§ The exercise: Go through the material and tally the lines containing the string "且把浓情". Give the total alone.

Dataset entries
====

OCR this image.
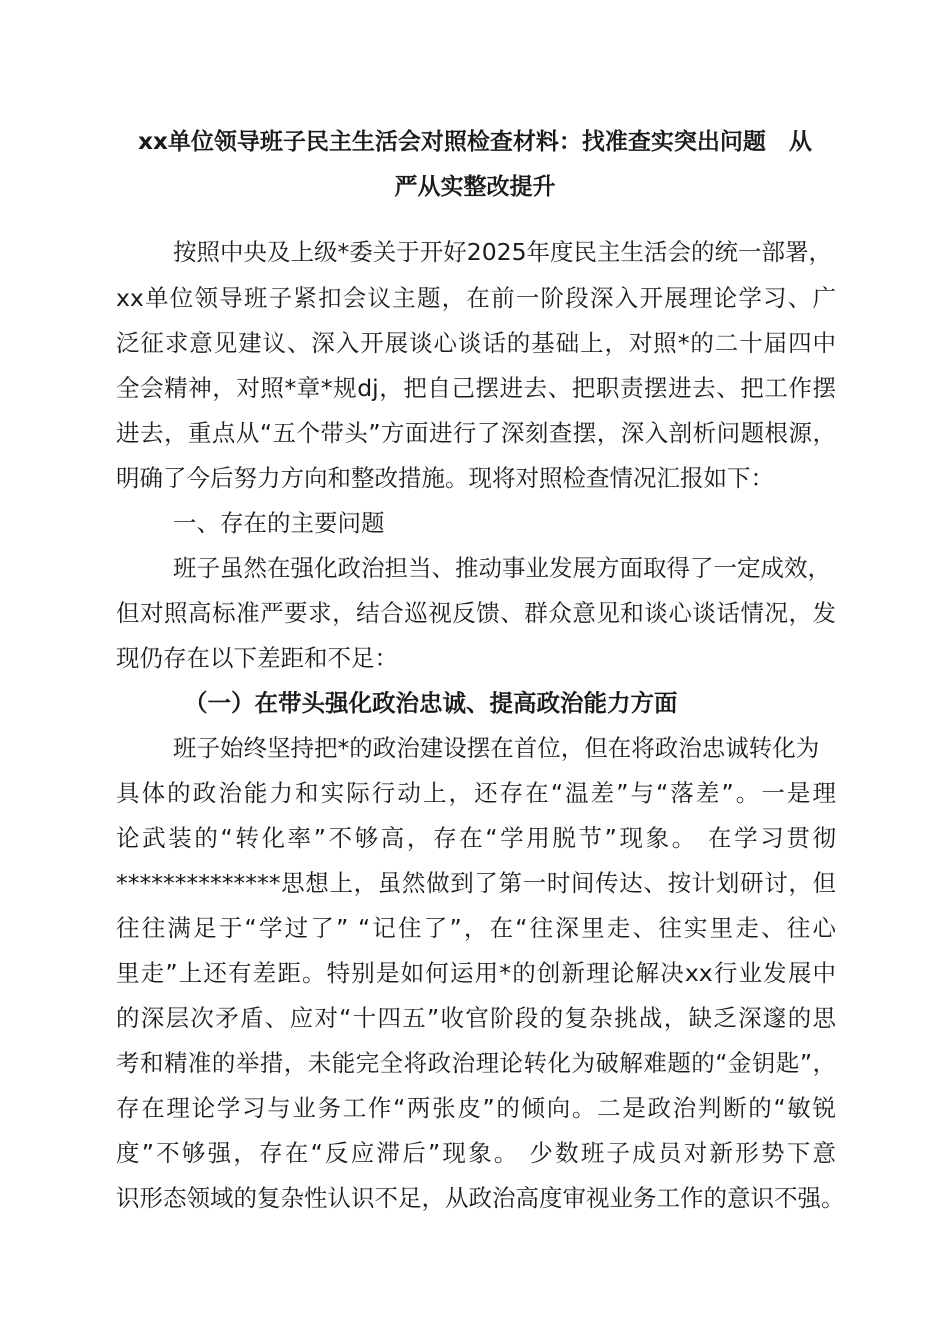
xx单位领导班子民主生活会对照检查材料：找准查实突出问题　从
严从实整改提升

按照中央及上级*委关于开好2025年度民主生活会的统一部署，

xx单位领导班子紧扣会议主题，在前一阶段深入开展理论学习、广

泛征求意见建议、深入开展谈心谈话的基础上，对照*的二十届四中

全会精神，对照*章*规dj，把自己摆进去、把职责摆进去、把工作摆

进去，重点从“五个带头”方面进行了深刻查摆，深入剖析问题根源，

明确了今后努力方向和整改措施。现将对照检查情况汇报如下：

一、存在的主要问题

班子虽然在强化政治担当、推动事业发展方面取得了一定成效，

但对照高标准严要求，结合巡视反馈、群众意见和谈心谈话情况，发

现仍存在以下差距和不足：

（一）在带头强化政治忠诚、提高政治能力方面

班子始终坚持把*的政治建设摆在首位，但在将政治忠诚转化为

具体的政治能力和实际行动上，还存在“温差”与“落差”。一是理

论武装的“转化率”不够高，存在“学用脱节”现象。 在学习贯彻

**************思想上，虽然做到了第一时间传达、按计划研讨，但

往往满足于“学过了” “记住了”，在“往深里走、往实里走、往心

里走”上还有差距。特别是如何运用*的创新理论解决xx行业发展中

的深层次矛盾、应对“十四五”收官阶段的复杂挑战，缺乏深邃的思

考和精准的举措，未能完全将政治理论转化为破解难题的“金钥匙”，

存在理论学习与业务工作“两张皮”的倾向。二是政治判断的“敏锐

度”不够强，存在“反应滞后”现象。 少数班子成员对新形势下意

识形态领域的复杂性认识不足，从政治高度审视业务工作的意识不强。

====

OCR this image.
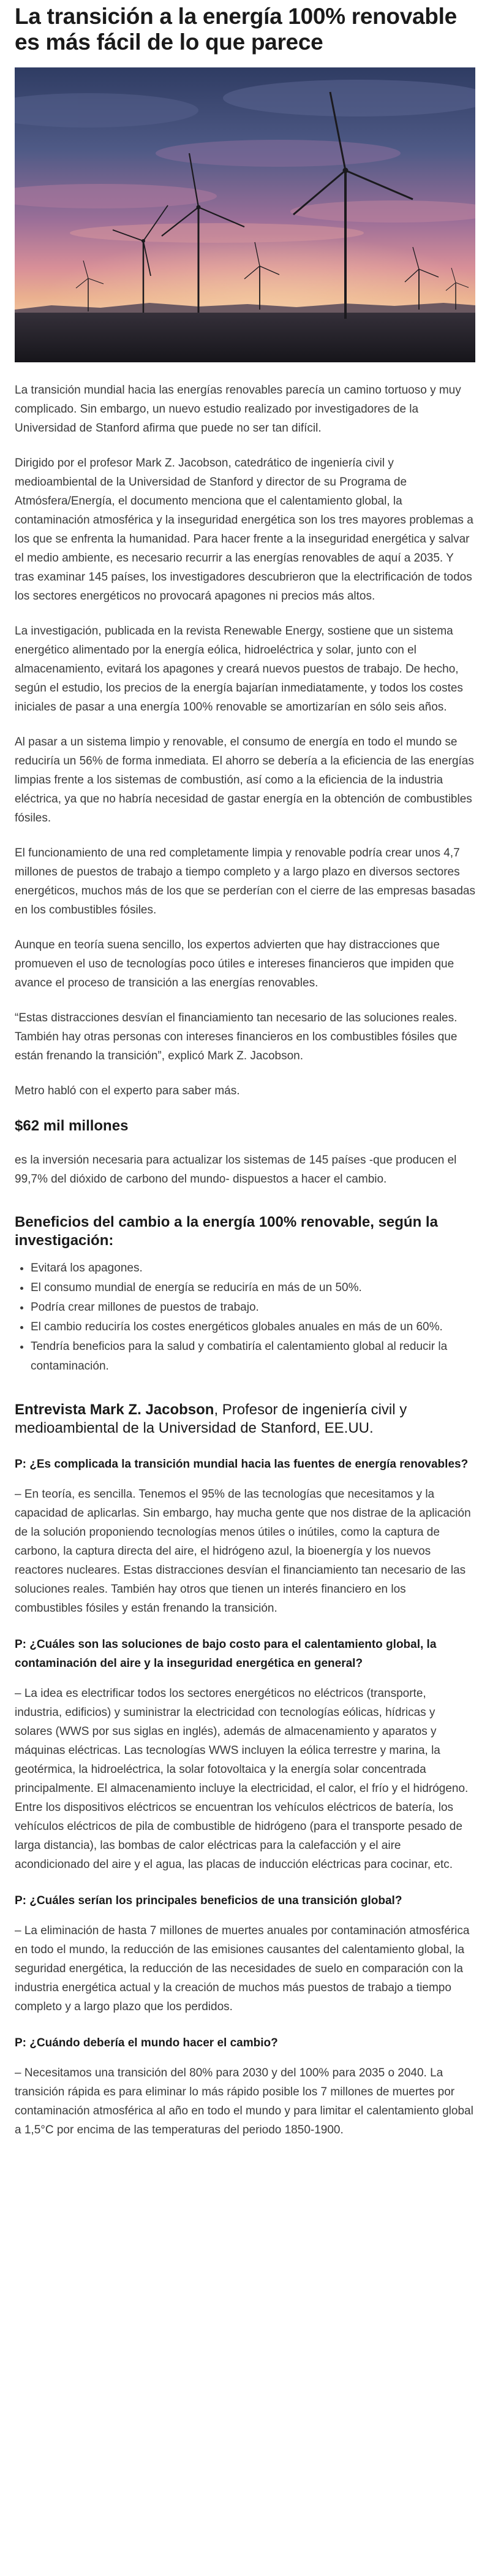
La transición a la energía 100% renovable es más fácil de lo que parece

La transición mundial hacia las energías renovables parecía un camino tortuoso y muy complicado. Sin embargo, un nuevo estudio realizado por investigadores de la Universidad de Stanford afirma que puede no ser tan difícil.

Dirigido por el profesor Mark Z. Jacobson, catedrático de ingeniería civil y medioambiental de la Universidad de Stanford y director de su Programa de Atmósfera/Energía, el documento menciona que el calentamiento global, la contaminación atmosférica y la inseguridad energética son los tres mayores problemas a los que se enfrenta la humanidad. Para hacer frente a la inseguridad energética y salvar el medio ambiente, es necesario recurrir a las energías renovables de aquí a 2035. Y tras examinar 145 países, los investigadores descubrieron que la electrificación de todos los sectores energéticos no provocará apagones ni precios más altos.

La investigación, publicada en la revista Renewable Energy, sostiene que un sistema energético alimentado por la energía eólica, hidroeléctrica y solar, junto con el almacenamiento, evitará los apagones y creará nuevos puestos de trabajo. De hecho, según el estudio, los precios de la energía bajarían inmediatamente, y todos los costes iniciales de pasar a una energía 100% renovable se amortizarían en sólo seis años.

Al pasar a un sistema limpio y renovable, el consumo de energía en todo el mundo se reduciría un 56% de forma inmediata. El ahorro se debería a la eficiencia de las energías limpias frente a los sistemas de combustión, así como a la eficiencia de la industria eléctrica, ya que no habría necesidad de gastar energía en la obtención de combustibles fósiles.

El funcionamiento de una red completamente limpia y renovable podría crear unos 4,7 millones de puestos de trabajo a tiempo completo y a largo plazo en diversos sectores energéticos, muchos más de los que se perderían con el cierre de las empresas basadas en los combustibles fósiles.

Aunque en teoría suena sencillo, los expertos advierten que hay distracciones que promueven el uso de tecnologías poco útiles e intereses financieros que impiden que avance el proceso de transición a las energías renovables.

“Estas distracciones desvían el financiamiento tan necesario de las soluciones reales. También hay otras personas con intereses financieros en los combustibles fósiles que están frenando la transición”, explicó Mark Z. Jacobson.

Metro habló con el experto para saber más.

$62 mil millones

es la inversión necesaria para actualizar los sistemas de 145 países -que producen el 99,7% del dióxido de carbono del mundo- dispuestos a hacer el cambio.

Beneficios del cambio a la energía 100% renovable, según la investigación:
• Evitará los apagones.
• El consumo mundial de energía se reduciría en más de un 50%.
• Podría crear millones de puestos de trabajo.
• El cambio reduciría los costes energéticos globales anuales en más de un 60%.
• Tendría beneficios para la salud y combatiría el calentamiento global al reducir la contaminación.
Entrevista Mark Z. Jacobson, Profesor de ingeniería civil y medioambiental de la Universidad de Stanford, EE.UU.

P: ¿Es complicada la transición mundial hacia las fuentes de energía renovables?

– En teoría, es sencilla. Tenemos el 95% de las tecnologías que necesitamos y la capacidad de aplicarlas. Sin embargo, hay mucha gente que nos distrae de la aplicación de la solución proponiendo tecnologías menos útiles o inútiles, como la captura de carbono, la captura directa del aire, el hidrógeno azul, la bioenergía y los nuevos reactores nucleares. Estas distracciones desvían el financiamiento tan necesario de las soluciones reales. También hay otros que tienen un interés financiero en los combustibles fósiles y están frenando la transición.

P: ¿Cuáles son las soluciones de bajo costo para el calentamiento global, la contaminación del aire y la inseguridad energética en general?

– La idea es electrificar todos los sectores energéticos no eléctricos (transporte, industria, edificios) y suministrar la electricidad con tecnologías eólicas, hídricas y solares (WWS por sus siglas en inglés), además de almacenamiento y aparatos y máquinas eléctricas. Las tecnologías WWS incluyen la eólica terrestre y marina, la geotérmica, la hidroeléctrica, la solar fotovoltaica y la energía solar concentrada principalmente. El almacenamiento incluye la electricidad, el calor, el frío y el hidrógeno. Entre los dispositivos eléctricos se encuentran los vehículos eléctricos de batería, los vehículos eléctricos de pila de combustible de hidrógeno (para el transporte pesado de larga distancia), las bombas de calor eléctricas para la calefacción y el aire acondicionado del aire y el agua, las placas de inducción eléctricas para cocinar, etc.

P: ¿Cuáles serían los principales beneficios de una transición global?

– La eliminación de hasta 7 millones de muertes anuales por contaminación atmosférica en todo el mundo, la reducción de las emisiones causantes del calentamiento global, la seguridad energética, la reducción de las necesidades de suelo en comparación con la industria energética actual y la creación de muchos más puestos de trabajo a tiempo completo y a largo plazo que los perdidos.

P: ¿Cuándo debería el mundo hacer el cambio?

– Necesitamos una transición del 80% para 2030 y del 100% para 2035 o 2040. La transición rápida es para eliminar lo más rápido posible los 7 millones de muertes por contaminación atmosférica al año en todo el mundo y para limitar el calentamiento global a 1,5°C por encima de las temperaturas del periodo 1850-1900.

====

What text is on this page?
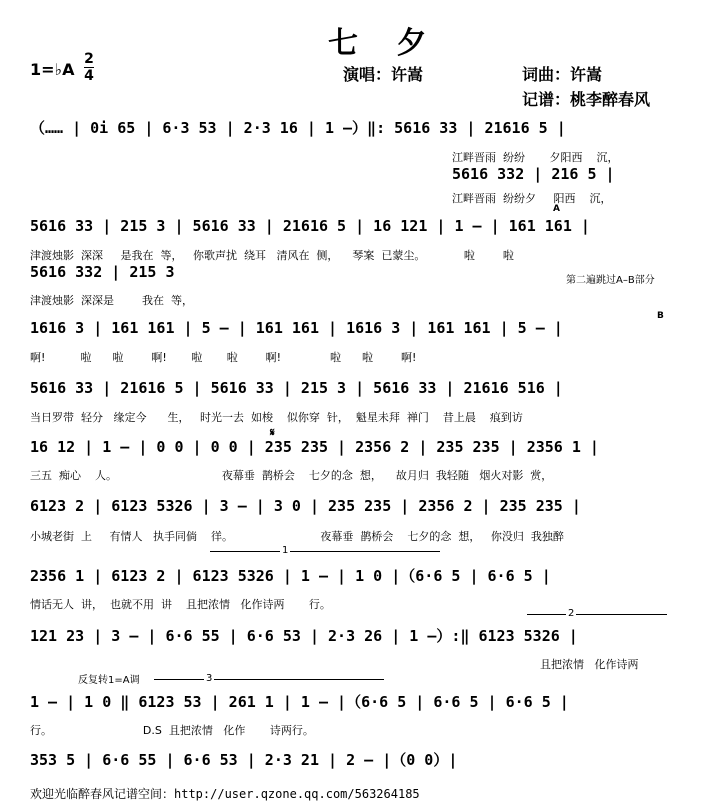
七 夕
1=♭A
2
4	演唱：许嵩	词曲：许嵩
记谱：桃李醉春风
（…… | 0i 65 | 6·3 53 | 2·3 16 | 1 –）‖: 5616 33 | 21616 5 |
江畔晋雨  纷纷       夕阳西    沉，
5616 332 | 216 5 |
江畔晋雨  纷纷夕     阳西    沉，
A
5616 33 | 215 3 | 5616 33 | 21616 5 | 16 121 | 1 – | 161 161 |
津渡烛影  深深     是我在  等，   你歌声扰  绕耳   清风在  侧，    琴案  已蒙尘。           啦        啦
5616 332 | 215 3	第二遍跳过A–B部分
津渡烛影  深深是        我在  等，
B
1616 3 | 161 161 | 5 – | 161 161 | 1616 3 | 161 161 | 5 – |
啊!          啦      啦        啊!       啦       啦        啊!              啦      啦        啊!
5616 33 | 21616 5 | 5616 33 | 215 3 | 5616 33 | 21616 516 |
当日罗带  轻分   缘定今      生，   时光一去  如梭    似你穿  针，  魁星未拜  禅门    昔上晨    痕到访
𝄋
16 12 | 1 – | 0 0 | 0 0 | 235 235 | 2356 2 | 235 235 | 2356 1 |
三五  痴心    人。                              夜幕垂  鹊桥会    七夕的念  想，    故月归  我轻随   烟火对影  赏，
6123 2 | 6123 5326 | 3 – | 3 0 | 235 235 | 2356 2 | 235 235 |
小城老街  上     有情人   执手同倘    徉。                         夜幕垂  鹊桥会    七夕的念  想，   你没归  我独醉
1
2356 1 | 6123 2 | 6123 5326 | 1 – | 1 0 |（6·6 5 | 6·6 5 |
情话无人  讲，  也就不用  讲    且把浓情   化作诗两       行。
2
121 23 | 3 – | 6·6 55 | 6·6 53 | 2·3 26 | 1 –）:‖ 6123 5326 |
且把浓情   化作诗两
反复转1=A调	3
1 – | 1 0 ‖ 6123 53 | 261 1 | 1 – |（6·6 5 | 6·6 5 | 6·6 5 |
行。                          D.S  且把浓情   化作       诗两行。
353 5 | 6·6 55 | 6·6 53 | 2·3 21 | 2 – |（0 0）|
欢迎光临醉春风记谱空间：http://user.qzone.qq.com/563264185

====

§ Exercise output: 3